§ **The problem**:
How many lines in the entries below include the string "document"? Answer with the number only.

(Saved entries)
────────

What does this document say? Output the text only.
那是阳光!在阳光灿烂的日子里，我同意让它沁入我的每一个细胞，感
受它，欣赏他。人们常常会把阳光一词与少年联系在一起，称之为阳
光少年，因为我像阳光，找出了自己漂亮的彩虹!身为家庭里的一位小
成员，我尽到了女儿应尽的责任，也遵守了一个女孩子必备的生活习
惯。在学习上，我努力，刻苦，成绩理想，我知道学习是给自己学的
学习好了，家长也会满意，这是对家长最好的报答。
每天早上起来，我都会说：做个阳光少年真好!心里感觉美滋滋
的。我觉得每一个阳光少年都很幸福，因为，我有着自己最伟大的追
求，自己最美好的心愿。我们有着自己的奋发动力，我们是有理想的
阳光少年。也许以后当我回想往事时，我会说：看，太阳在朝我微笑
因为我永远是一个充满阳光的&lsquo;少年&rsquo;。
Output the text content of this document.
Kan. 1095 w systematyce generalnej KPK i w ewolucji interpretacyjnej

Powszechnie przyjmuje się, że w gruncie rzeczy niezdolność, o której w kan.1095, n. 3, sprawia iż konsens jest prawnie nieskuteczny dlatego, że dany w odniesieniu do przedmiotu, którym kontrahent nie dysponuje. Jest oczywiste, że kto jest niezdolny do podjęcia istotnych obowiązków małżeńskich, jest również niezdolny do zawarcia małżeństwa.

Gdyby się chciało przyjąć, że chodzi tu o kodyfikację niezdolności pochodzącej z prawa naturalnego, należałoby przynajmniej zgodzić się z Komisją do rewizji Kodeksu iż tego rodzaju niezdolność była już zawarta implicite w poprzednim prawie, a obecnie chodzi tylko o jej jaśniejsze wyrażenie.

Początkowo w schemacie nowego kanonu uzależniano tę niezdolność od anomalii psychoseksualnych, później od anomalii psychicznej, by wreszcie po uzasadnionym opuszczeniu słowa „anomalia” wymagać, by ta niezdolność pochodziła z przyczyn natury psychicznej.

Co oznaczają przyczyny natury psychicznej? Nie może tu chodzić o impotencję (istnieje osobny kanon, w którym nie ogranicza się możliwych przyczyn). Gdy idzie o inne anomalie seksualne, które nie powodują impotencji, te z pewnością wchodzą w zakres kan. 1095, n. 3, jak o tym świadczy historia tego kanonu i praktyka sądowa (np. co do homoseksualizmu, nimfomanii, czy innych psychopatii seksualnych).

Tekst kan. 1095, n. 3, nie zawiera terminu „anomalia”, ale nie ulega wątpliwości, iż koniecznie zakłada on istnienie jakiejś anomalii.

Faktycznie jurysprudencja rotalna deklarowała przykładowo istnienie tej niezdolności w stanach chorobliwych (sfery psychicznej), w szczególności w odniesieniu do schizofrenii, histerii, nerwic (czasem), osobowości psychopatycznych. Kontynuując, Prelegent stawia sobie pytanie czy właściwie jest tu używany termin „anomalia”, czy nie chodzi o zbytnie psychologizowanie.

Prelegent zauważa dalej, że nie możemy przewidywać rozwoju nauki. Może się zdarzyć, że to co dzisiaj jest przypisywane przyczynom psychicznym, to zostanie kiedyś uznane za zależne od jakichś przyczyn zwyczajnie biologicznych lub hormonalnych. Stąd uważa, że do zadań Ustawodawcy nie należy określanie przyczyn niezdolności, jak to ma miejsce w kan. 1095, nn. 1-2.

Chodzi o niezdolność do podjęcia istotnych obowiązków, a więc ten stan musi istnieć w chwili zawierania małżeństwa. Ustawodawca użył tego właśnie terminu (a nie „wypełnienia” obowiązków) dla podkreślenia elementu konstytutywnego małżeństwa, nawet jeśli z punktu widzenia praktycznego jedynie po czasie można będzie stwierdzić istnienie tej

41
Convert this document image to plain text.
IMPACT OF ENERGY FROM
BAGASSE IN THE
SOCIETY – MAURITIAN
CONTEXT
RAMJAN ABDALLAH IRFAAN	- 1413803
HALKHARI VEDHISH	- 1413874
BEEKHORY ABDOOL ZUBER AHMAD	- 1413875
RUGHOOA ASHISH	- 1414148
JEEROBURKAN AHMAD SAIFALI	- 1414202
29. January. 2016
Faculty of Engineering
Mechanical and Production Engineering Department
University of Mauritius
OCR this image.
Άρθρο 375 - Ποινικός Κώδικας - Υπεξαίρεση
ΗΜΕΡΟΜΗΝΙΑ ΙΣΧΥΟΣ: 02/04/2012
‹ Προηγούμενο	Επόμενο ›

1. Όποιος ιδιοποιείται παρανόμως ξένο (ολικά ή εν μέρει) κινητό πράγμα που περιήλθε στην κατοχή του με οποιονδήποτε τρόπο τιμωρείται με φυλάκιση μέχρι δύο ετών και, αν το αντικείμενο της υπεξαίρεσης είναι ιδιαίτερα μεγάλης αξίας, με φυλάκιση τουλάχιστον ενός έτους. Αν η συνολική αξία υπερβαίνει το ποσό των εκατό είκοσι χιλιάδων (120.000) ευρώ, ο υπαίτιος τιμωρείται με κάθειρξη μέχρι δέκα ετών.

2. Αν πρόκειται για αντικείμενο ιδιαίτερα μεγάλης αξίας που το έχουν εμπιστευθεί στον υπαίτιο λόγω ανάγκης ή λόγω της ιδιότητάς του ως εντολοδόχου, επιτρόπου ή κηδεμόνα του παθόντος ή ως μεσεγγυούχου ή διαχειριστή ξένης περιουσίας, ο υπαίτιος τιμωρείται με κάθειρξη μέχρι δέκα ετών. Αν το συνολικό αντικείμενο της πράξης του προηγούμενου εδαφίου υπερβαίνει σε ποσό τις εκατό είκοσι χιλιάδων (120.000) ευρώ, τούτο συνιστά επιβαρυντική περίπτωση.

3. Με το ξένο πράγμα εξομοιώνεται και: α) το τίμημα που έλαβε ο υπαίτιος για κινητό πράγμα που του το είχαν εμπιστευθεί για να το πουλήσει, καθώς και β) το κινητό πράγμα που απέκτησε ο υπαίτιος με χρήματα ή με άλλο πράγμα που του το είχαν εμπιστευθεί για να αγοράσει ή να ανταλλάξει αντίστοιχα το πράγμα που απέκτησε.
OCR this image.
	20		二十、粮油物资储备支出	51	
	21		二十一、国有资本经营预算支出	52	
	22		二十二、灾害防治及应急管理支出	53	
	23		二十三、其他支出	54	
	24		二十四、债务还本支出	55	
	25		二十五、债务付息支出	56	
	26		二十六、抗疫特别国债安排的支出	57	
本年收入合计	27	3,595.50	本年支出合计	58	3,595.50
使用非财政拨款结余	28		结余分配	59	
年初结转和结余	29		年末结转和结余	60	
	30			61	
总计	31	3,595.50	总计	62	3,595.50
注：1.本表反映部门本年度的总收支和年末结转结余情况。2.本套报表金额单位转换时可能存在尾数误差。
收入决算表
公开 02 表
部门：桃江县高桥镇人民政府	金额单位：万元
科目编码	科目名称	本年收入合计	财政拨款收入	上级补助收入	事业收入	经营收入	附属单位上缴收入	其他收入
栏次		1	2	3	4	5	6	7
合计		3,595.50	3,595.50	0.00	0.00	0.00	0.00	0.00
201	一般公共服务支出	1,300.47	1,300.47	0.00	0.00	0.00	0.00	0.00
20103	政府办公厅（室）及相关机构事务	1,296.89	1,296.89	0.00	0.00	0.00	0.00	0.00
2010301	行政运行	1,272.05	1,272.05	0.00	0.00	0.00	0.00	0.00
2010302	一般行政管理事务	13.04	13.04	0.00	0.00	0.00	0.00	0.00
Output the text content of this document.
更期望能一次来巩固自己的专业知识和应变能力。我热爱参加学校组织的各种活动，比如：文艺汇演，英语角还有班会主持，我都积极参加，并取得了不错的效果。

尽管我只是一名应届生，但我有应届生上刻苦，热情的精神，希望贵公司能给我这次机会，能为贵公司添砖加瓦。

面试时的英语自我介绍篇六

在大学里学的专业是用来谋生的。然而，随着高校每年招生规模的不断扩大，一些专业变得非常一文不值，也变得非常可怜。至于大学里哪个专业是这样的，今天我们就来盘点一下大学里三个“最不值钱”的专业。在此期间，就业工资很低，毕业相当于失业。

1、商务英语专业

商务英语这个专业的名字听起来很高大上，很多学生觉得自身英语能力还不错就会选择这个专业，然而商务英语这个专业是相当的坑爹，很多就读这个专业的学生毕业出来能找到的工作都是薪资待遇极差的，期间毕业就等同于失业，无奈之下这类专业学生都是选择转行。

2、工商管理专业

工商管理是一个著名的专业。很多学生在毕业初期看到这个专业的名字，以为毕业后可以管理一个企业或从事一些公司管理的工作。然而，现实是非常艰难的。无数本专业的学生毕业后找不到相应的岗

────────

§ **Result for this task**:
4